* Begin ENTRIES SUPPLIED *

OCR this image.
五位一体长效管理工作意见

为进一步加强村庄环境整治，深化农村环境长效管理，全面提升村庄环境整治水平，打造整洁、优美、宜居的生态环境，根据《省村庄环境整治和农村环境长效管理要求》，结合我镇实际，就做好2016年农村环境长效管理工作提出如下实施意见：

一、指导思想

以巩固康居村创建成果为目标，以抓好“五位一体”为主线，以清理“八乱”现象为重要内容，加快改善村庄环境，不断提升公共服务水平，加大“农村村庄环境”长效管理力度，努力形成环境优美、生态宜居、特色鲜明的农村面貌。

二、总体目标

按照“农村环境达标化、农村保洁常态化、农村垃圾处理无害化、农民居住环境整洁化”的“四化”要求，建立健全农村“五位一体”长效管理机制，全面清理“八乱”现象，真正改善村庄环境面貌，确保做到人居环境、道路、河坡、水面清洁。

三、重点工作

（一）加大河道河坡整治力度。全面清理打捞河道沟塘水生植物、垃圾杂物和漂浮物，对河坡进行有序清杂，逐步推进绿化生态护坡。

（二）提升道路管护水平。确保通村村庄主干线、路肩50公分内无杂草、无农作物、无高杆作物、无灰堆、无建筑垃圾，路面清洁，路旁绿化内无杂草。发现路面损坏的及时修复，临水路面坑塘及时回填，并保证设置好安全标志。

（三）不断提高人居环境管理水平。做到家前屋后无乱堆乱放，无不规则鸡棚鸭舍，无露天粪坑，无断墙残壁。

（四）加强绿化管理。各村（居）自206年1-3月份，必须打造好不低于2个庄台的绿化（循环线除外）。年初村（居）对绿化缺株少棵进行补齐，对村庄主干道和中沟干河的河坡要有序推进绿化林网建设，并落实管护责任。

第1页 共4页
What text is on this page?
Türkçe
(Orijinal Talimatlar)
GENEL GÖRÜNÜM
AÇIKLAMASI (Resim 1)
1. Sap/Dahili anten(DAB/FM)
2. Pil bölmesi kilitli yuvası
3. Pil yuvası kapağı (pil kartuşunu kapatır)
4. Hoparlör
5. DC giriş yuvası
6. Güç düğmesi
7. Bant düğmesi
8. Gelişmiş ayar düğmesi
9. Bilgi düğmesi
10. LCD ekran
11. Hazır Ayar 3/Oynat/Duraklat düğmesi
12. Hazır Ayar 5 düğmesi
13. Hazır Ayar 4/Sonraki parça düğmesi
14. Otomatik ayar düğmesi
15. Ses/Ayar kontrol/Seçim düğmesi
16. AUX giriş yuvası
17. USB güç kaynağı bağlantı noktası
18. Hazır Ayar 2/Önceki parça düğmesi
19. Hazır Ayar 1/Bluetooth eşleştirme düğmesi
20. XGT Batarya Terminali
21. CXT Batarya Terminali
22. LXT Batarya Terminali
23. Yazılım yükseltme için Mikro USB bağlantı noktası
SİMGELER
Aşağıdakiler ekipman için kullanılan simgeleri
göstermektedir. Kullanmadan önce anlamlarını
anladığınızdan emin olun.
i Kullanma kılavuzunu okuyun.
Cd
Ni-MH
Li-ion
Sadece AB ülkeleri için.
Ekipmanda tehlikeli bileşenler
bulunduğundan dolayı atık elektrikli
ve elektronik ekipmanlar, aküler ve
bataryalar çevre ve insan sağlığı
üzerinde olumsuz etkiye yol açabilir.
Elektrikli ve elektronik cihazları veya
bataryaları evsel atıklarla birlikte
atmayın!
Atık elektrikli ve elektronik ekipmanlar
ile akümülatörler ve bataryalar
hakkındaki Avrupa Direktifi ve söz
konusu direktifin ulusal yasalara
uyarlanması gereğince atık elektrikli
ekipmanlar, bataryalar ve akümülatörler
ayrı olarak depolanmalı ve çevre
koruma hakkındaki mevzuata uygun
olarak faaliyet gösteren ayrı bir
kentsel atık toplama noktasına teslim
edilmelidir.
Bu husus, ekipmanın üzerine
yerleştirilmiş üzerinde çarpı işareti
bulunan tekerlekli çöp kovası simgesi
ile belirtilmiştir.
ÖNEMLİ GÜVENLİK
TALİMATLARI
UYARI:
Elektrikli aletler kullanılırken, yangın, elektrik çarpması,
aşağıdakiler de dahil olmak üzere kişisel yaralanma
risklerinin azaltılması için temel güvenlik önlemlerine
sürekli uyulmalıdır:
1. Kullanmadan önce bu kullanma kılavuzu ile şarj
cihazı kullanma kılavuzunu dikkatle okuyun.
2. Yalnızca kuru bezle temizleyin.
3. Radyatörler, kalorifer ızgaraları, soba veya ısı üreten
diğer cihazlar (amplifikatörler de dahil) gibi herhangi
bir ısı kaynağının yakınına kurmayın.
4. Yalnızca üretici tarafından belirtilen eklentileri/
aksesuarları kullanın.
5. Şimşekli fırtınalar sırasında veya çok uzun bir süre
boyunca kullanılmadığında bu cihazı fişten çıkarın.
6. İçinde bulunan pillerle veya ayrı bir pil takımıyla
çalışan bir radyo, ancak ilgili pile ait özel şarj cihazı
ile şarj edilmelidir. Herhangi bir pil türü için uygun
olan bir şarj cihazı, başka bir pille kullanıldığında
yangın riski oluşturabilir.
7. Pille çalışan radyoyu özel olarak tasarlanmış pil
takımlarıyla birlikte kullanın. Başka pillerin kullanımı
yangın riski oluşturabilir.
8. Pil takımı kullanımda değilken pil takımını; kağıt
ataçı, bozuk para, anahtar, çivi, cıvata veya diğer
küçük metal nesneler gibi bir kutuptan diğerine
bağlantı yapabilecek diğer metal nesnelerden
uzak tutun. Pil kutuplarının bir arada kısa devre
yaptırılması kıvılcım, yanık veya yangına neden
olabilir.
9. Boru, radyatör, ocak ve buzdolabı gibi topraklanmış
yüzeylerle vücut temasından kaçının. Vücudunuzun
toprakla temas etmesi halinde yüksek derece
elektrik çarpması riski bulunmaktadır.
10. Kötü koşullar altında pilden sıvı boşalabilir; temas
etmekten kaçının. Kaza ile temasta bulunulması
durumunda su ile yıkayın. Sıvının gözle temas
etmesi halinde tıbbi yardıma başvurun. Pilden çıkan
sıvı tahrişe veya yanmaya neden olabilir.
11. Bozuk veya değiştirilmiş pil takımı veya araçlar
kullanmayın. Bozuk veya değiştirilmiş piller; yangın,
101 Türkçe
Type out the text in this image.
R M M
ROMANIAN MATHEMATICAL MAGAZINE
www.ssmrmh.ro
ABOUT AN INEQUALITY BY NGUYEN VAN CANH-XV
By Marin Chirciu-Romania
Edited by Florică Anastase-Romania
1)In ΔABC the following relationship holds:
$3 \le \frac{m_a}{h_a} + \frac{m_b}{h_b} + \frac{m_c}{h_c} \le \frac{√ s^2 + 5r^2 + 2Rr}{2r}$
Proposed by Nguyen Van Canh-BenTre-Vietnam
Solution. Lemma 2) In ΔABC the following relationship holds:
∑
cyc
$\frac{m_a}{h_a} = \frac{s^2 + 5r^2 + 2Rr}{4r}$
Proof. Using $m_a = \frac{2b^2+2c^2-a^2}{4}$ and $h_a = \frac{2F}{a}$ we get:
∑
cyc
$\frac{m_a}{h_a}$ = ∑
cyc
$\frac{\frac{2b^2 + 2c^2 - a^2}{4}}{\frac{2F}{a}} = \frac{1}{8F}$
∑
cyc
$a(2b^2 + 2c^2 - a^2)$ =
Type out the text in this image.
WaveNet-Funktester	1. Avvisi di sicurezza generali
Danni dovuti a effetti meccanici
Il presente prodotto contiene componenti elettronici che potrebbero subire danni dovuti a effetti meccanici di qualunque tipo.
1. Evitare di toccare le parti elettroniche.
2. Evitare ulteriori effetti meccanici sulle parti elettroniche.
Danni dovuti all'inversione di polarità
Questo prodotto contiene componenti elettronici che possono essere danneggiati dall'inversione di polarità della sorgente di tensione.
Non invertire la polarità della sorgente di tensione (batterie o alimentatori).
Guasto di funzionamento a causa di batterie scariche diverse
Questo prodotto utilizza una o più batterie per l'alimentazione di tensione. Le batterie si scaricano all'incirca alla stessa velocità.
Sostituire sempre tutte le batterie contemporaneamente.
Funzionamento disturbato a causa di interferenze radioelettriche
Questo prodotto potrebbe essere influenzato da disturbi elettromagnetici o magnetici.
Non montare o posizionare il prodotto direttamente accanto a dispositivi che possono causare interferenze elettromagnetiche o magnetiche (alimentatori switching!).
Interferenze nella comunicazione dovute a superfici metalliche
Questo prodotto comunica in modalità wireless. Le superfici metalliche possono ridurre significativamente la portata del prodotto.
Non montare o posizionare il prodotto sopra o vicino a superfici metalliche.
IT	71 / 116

* End ENTRIES SUPPLIED *

**EXERCISE INSTRUCTIONS**
From the listing above, copy every line that holds the string "olabilir".

**OUTPUT OF THE TASK**
olabilir.
sıvı tahrişe veya yanmaya neden olabilir.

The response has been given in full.